Dataset content →
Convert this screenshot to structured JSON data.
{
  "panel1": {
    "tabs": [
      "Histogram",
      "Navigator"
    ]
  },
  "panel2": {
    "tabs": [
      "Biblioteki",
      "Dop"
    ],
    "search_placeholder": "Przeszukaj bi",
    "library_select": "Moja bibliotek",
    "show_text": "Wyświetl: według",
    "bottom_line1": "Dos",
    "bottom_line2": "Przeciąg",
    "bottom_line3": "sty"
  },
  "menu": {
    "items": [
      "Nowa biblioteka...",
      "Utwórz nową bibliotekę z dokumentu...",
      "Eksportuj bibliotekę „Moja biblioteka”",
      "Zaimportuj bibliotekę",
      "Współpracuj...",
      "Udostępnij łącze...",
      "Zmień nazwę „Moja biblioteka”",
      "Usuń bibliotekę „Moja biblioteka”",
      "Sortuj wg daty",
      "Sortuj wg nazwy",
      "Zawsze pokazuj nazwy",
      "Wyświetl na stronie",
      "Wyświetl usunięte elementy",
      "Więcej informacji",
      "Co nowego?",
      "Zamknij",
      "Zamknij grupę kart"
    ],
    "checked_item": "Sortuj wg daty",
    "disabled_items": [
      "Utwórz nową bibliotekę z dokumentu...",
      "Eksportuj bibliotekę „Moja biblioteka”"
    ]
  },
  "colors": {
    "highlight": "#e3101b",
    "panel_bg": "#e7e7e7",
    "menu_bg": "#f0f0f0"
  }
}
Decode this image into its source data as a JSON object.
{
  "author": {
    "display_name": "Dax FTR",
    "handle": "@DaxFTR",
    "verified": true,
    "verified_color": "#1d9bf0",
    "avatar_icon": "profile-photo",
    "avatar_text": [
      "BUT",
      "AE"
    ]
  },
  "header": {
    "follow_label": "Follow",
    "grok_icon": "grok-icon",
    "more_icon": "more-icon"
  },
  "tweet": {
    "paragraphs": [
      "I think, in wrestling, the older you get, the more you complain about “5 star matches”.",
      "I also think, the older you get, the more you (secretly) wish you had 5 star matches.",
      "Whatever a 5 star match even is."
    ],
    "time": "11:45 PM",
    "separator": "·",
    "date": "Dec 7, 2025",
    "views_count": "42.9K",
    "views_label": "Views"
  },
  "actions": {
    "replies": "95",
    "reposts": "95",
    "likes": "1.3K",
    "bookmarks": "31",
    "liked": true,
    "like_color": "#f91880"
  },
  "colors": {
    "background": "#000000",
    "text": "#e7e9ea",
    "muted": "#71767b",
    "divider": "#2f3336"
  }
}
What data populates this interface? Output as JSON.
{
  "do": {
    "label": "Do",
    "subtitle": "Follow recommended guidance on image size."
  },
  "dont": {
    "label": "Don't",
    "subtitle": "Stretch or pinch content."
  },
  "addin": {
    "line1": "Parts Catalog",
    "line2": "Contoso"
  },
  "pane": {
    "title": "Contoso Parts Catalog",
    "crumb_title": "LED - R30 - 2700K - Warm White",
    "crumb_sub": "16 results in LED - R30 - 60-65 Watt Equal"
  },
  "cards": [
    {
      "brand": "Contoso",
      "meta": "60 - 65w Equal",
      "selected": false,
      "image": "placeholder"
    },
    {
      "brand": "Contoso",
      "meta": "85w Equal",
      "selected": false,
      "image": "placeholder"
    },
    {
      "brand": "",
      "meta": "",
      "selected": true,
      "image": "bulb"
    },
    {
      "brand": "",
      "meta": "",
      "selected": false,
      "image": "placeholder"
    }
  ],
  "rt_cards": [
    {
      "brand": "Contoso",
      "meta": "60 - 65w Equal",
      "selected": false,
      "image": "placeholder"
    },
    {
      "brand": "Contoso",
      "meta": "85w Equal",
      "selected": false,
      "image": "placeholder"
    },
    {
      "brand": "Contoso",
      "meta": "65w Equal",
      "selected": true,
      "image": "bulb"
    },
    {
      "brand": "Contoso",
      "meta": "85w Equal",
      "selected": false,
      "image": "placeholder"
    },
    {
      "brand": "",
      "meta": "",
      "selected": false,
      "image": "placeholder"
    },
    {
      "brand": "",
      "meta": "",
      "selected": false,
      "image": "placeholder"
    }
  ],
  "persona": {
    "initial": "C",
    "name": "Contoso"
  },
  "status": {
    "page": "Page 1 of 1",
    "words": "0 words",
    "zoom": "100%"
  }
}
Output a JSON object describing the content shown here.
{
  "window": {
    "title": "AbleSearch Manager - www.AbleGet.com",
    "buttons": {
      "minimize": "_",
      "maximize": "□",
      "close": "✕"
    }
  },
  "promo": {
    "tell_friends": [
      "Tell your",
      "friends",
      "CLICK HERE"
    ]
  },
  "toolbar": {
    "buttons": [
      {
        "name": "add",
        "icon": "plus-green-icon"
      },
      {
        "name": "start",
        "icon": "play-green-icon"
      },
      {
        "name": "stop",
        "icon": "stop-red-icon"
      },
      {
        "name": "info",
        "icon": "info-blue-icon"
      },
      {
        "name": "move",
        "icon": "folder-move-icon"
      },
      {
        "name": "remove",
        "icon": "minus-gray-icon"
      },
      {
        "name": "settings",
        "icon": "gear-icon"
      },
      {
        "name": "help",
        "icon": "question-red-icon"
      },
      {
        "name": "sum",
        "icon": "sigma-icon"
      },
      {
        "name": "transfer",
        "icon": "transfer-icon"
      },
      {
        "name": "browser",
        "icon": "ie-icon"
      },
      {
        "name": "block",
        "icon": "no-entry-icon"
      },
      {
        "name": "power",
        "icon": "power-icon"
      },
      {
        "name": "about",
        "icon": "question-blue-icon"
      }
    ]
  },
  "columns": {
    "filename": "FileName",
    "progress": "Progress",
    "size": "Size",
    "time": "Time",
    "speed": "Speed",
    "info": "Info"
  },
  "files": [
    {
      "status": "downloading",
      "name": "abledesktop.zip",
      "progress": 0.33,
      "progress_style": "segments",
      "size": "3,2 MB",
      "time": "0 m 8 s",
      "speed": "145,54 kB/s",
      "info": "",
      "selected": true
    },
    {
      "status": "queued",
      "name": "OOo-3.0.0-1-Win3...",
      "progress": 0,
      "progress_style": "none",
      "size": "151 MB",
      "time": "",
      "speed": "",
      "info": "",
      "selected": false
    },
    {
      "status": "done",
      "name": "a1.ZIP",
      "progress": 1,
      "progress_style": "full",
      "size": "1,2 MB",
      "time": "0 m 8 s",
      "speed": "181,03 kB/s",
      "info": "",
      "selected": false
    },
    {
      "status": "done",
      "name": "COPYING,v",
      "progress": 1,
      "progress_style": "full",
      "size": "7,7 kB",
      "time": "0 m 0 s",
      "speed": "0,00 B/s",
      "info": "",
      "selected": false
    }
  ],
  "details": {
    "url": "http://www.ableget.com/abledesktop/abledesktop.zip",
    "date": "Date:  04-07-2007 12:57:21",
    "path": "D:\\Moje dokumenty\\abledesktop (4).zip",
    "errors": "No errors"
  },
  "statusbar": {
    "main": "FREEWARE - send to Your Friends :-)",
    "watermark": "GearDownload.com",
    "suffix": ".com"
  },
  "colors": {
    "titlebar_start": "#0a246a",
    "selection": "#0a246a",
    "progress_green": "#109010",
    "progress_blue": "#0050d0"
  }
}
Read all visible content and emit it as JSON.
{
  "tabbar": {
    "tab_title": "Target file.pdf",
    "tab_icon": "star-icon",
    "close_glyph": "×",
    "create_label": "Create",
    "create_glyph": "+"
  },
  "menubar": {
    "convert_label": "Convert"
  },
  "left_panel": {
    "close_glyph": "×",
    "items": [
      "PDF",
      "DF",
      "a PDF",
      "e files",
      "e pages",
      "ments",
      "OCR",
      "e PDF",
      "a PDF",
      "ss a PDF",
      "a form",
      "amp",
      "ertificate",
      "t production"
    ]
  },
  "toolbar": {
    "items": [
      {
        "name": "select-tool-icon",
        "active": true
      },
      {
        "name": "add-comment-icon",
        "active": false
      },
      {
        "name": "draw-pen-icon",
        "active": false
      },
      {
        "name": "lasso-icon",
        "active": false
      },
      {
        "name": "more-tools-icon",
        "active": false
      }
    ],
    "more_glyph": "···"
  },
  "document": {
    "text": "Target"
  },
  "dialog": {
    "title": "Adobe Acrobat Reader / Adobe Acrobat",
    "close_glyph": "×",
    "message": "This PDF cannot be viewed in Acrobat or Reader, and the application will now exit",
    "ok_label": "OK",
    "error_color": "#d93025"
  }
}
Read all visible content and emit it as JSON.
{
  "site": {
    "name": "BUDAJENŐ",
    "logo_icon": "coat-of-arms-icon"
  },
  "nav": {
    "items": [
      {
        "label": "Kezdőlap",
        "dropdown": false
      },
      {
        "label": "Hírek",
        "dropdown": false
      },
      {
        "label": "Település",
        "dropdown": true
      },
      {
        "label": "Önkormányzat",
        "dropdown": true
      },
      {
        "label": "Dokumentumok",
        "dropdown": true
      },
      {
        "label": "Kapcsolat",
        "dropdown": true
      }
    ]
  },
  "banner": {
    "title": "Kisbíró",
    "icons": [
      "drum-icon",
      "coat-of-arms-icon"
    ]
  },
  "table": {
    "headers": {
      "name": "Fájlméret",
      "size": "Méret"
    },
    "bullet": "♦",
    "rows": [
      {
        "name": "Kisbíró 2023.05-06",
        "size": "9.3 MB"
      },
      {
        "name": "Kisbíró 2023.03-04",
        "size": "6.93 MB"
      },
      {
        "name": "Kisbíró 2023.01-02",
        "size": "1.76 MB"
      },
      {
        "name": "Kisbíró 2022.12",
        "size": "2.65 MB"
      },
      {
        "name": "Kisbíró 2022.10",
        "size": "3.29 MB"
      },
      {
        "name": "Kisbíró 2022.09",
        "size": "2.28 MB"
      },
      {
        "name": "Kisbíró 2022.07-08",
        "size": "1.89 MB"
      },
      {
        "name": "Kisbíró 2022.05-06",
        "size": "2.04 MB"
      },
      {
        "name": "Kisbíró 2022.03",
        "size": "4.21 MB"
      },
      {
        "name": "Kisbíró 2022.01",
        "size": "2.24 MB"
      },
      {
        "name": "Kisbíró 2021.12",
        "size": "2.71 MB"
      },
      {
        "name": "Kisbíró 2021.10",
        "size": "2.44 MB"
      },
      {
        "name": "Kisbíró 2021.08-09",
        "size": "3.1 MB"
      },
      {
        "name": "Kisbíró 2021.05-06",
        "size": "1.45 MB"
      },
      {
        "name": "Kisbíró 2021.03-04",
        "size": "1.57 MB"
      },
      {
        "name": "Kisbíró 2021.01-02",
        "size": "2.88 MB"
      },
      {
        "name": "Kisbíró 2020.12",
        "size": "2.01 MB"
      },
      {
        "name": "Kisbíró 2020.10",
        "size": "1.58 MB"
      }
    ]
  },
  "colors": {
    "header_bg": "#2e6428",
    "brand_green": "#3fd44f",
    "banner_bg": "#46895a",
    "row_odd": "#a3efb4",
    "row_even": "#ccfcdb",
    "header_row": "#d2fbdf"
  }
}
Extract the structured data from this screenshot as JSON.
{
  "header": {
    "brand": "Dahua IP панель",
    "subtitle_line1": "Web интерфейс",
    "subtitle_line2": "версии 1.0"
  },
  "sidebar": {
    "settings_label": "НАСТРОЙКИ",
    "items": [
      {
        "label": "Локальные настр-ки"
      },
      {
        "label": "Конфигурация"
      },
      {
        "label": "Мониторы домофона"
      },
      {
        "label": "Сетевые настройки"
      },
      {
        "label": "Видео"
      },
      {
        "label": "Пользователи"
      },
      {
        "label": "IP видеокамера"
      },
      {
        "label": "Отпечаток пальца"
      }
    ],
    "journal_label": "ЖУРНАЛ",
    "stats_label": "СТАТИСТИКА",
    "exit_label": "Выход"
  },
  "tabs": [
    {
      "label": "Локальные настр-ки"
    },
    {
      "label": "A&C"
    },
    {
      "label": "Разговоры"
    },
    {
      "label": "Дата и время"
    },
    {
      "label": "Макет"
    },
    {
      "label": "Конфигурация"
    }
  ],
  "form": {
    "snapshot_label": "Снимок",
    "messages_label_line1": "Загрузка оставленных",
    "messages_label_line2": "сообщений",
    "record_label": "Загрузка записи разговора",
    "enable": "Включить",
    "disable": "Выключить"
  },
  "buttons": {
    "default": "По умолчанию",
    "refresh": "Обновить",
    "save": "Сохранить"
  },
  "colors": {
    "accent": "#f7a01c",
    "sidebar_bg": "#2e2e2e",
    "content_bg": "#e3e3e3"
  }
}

Exercise brief →
Where does the word "date" appear in the listing? List each line that holds it.

Solution to the problem →
    "date": "Dec 7, 2025",
    "date": "Date:  04-07-2007 12:57:21",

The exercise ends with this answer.